Evolution Of Computers

Computers now play a major role in almost every aspect of life and influence our lives in one way or the other. Today, almost everyone is a Computer user and many are computer programmers. Getting computers to do what you want them to do requires intensive hands-on experience. But computer science can be seen on a higher level, as a science of problem-solving. Computer scientists must be able to analyse problems and design solutions for real-world problems. The Computer Science discipline covers a wide range of topics from theoretical aspects like design of algorithms to more practical aspects like application development and its implementation. The discipline of Computer Science involves the systematic study of algorithmic processes – their theory, analysis, design, efficiency, implementation and application – that describe and transform information. The concept of computing has evolved from the abacus to super computers of today. This chapter discusses the evolution of computing devices and provides an overview of the different generations of computers. The evolution of programming languages and the contributions of Alan Turing to computer science are also discussed.

 Computing milestones and machine evolution

In ancient times people used stones for counting. They made scratches on walls or tied knots in ropes to record information. Progressively many attempts had been made to replace these manual computing techniques with faster computing machines. In this section, we will have a look at the ancient methods of counting and the evolution of the positional number system.

Counting and the evolution of the positional number system  

The idea of number and the process of counting goes back far before history began to be recorded. It is believed that even the earliest humans had some sense of ‘more’ or ‘less’. As human beings differentiated into tribes and groups, it became necessary to be able to know the number of members in the group and in the enemy’s camp. And it was important for them to know if the flock of sheep or other animals was increasing or decreasing in size. In order to count items, such as animals, ‘sticks’ were used, each stick representing one animal or object. Let us now see how the number system evolved. It is important to note that the system that we use everyday is a product of thousands of years of progress and development. It represents contributions of many civilisations and cultures. The number system is a method in which we represent numbers. The chronological development of the number system throughout the history is discussed below. To begin with let us see the Egyptian number system that emerged around 3000BC. It used 10 as a radix (base). They had unique symbols for 1 to 9, 10 to 90, 100 to 900 and 1000 to 9000. As the Egyptians write from right to left, the largest power of ten appears to the right of the other numerals. Later on, the era of Sumerian/Babylonian number system began. It used 60 as its number base, known as the sexagesimal system. Numerals were written from left to right. It was the largest base that people ever used in number systems. They did not use any symbol for zero, but they used the idea of zero. When they wanted to express zero, they just left a blank space within the number they were writing. The Chinese number system emerged around in 2500 BC. It was the simplest and the most efficient number system. The Chinese had numbers from 1 to 9. It had the base 10, very similar to the one we use today. They used small bamboo rods to represent the numbers 1 to 9. Approximately in 500 BC, the Greek number system known as Ionian number system evolved. It was a decimal number system and the Greeks also did not have any symbol for zero.

Dataset excerpt:
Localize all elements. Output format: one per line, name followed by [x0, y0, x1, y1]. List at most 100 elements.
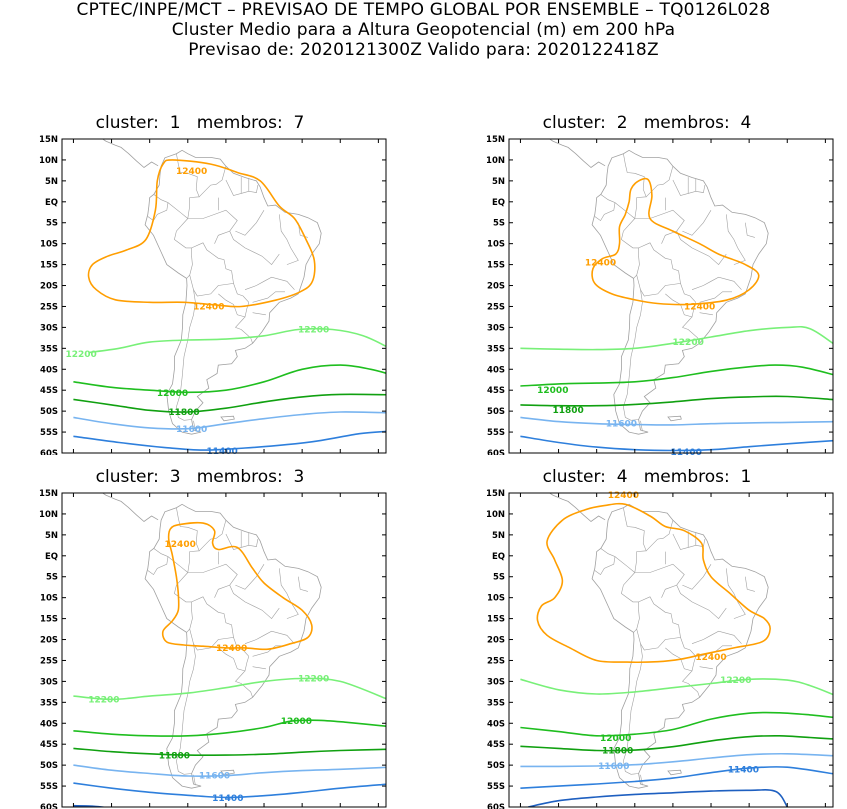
- contour-line-12200: [520, 678, 833, 696]
- country-border: [225, 179, 259, 196]
- lat-tick-label: 55S: [487, 782, 505, 792]
- country-border: [218, 293, 250, 318]
- lat-tick-label: 10S: [40, 240, 58, 250]
- map-layer: [520, 139, 833, 452]
- contour-label: 12200: [673, 338, 704, 348]
- lat-tick-label: 5S: [46, 219, 58, 229]
- lat-tick-label: 10S: [487, 240, 505, 250]
- lat-tick-label: 25S: [487, 303, 505, 313]
- country-border: [623, 289, 643, 421]
- country-border: [244, 630, 295, 644]
- lat-tick-label: 40S: [40, 719, 58, 729]
- contour-line-12000: [73, 719, 386, 737]
- country-border: [623, 153, 647, 219]
- country-border: [672, 179, 706, 196]
- country-border: [665, 293, 697, 318]
- lat-tick-label: 15S: [487, 261, 505, 271]
- country-border: [699, 666, 713, 670]
- contour-line-11200: [527, 789, 788, 807]
- contour-label: 11400: [728, 765, 759, 775]
- country-border: [672, 533, 706, 550]
- country-border: [235, 681, 253, 698]
- lat-tick-label: 15S: [40, 261, 58, 271]
- contour-label: 12400: [165, 540, 196, 550]
- caribbean-coastline: [583, 493, 585, 494]
- lat-tick-label: 10N: [486, 510, 505, 520]
- country-border: [665, 647, 697, 672]
- lat-tick-label: 15N: [486, 135, 505, 145]
- country-border: [745, 576, 755, 592]
- lat-tick-label: 45S: [487, 386, 505, 396]
- country-border: [623, 643, 643, 775]
- country-border: [640, 420, 643, 432]
- contour-label: 12400: [193, 303, 224, 313]
- lat-tick-label: EQ: [45, 198, 58, 208]
- country-border: [176, 643, 196, 775]
- lat-tick-label: 5S: [493, 219, 505, 229]
- lat-tick-label: EQ: [492, 198, 505, 208]
- country-border: [636, 596, 681, 651]
- contour-label: 12400: [608, 491, 639, 501]
- header-line-2: Cluster Medio para a Altura Geopotencial…: [171, 20, 676, 40]
- country-border: [726, 214, 746, 265]
- lat-tick-label: 5N: [492, 531, 505, 541]
- lat-tick-label: 35S: [40, 344, 58, 354]
- contour-label: 11600: [598, 762, 629, 772]
- country-border: [614, 556, 635, 573]
- country-border: [745, 222, 755, 238]
- country-border: [682, 327, 700, 344]
- country-border: [198, 166, 227, 198]
- south-america-coastline: [144, 503, 322, 789]
- lat-tick-label: 20S: [40, 282, 58, 292]
- contour-line-11400: [73, 430, 386, 451]
- contour-line-12200: [88, 327, 386, 354]
- central-america-coastline: [548, 493, 606, 523]
- lat-tick-label: 25S: [487, 657, 505, 667]
- country-border: [218, 647, 250, 672]
- lat-tick-label: 60S: [487, 449, 505, 455]
- lat-tick-label: 30S: [487, 677, 505, 687]
- contour-line-11600: [73, 411, 386, 430]
- map-panel-1: cluster: 1 membros: 7 12400 12400 12200 122…: [0, 113, 400, 455]
- country-border: [167, 556, 188, 573]
- country-border: [682, 316, 693, 328]
- country-border: [147, 194, 169, 222]
- panel-title: cluster: 3 membros: 3: [95, 467, 305, 487]
- panel-title: cluster: 2 membros: 4: [542, 113, 752, 133]
- lat-tick-label: 30S: [40, 323, 58, 333]
- country-border: [176, 289, 196, 421]
- lat-tick-label: 20S: [487, 282, 505, 292]
- country-border: [244, 276, 295, 290]
- header-line-1: CPTEC/INPE/MCT – PREVISAO DE TEMPO GLOBA…: [76, 0, 771, 20]
- lat-tick-label: 40S: [487, 719, 505, 729]
- contour-label: 11800: [168, 408, 199, 418]
- country-border: [623, 507, 647, 573]
- contour-line-12000: [520, 711, 833, 737]
- lat-tick-label: 25S: [40, 657, 58, 667]
- contour-label: 12200: [720, 676, 751, 686]
- country-border: [193, 420, 196, 432]
- contour-line-12400: [591, 177, 760, 306]
- country-border: [676, 584, 727, 620]
- contour-label: 11400: [212, 794, 243, 804]
- south-america-coastline: [144, 149, 322, 435]
- contour-line-12200: [73, 677, 386, 701]
- plot-frame: [508, 138, 834, 454]
- lat-tick-label: 20S: [40, 636, 58, 646]
- lat-tick-label: 30S: [487, 323, 505, 333]
- map-panel-2: cluster: 2 membros: 4 12400 12400 12200 120…: [447, 113, 847, 455]
- country-border: [235, 327, 253, 344]
- contour-label: 12200: [298, 326, 329, 336]
- country-border: [167, 202, 188, 219]
- country-border: [229, 584, 280, 620]
- country-border: [699, 312, 713, 316]
- contour-line-12000: [520, 364, 833, 387]
- contour-line-12400: [161, 521, 313, 651]
- country-border: [189, 596, 234, 651]
- lat-tick-label: 10S: [40, 594, 58, 604]
- caribbean-coastline: [583, 139, 585, 140]
- country-border: [279, 568, 299, 619]
- contour-label: 11800: [602, 747, 633, 757]
- country-border: [235, 316, 246, 328]
- country-border: [189, 242, 234, 297]
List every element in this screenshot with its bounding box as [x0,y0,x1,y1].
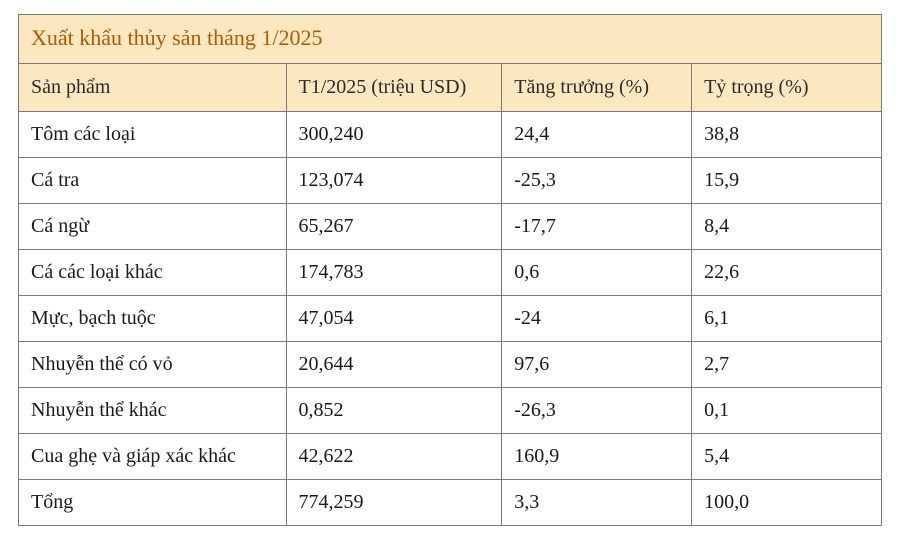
table-row: Tổng 774,259 3,3 100,0 [19,480,882,526]
table-row: Cá ngừ 65,267 -17,7 8,4 [19,204,882,250]
cell-value: 123,074 [286,158,502,204]
cell-value: 174,783 [286,250,502,296]
table-row: Cá tra 123,074 -25,3 15,9 [19,158,882,204]
cell-growth: 24,4 [502,112,692,158]
table-title-row: Xuất khẩu thủy sản tháng 1/2025 [19,15,882,64]
cell-share: 38,8 [692,112,882,158]
export-table: Xuất khẩu thủy sản tháng 1/2025 Sản phẩm… [18,14,882,526]
cell-growth: 160,9 [502,434,692,480]
cell-product: Cua ghẹ và giáp xác khác [19,434,287,480]
cell-value: 42,622 [286,434,502,480]
col-header-product: Sản phẩm [19,64,287,112]
cell-value: 774,259 [286,480,502,526]
cell-product: Cá các loại khác [19,250,287,296]
cell-growth: -25,3 [502,158,692,204]
cell-share: 5,4 [692,434,882,480]
cell-share: 8,4 [692,204,882,250]
table-row: Mực, bạch tuộc 47,054 -24 6,1 [19,296,882,342]
cell-share: 2,7 [692,342,882,388]
cell-growth: -26,3 [502,388,692,434]
col-header-value: T1/2025 (triệu USD) [286,64,502,112]
page: Xuất khẩu thủy sản tháng 1/2025 Sản phẩm… [0,0,900,541]
col-header-growth: Tăng trưởng (%) [502,64,692,112]
cell-value: 300,240 [286,112,502,158]
cell-share: 100,0 [692,480,882,526]
cell-share: 6,1 [692,296,882,342]
cell-product: Cá ngừ [19,204,287,250]
table-row: Tôm các loại 300,240 24,4 38,8 [19,112,882,158]
cell-product: Tôm các loại [19,112,287,158]
cell-growth: 3,3 [502,480,692,526]
cell-product: Cá tra [19,158,287,204]
table-header-row: Sản phẩm T1/2025 (triệu USD) Tăng trưởng… [19,64,882,112]
cell-value: 20,644 [286,342,502,388]
table-title: Xuất khẩu thủy sản tháng 1/2025 [19,15,882,64]
cell-growth: -17,7 [502,204,692,250]
cell-value: 65,267 [286,204,502,250]
cell-product: Nhuyễn thể khác [19,388,287,434]
cell-growth: 0,6 [502,250,692,296]
table-row: Cua ghẹ và giáp xác khác 42,622 160,9 5,… [19,434,882,480]
table-row: Nhuyễn thể khác 0,852 -26,3 0,1 [19,388,882,434]
cell-product: Nhuyễn thể có vỏ [19,342,287,388]
cell-share: 15,9 [692,158,882,204]
cell-growth: -24 [502,296,692,342]
cell-share: 22,6 [692,250,882,296]
cell-value: 0,852 [286,388,502,434]
cell-share: 0,1 [692,388,882,434]
cell-product: Mực, bạch tuộc [19,296,287,342]
cell-growth: 97,6 [502,342,692,388]
cell-product: Tổng [19,480,287,526]
table-row: Cá các loại khác 174,783 0,6 22,6 [19,250,882,296]
cell-value: 47,054 [286,296,502,342]
table-row: Nhuyễn thể có vỏ 20,644 97,6 2,7 [19,342,882,388]
col-header-share: Tỷ trọng (%) [692,64,882,112]
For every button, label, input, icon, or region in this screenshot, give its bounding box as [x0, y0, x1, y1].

Work to do:
**a)** Summarize the article on the evolution of computers in two sentences.
**b)** In the entries, update the lines from the one with "- contour-line-12200: [520, 678, 833, 696]" to the one with "- contour-label: 12400: [608, 491, 639, 501]" by changing "country-border" to "national-boundary", and return only those lines.
These entries are unrelated to the article on the evolution of computers.

Written answers:
**a)** The article says that computers influence nearly every part of life and that computer science is a problem-solving discipline covering topics from algorithm design to application development, with computing having evolved from the abacus to today's supercomputers. It describes early counting with stones, scratches, knotted ropes and sticks, then outlines number systems: the base-10 Egyptian system from around 3000 BC, the base-60 Sumerian/Babylonian system, the base-10 Chinese system that used bamboo rods, and the Greek Ionian decimal system from about 500 BC.

**b)**
- contour-line-12200: [520, 678, 833, 696]
- national-boundary: [225, 179, 259, 196]
- lat-tick-label: 55S: [487, 782, 505, 792]
- national-boundary: [218, 293, 250, 318]
- lat-tick-label: 10S: [40, 240, 58, 250]
- map-layer: [520, 139, 833, 452]
- contour-label: 12200: [673, 338, 704, 348]
- lat-tick-label: 5S: [46, 219, 58, 229]
- lat-tick-label: 10S: [487, 240, 505, 250]
- lat-tick-label: 25S: [487, 303, 505, 313]
- national-boundary: [623, 289, 643, 421]
- national-boundary: [244, 630, 295, 644]
- lat-tick-label: 40S: [40, 719, 58, 729]
- contour-line-12000: [73, 719, 386, 737]
- national-boundary: [623, 153, 647, 219]
- national-boundary: [672, 179, 706, 196]
- national-boundary: [665, 293, 697, 318]
- lat-tick-label: 15S: [487, 261, 505, 271]
- national-boundary: [699, 666, 713, 670]
- contour-line-11200: [527, 789, 788, 807]
- contour-label: 11400: [728, 765, 759, 775]
- national-boundary: [672, 533, 706, 550]
- national-boundary: [235, 681, 253, 698]
- lat-tick-label: 15S: [40, 261, 58, 271]
- contour-label: 12400: [165, 540, 196, 550]
- caribbean-coastline: [583, 493, 585, 494]
- lat-tick-label: 10N: [486, 510, 505, 520]
- national-boundary: [665, 647, 697, 672]
- lat-tick-label: 15N: [486, 135, 505, 145]
- national-boundary: [745, 576, 755, 592]
- lat-tick-label: 45S: [487, 386, 505, 396]
- national-boundary: [623, 643, 643, 775]
- national-boundary: [640, 420, 643, 432]
- contour-label: 12400: [193, 303, 224, 313]
- lat-tick-label: EQ: [45, 198, 58, 208]
- national-boundary: [176, 643, 196, 775]
- lat-tick-label: 5S: [493, 219, 505, 229]
- lat-tick-label: EQ: [492, 198, 505, 208]
- national-boundary: [636, 596, 681, 651]
- contour-label: 12400: [608, 491, 639, 501]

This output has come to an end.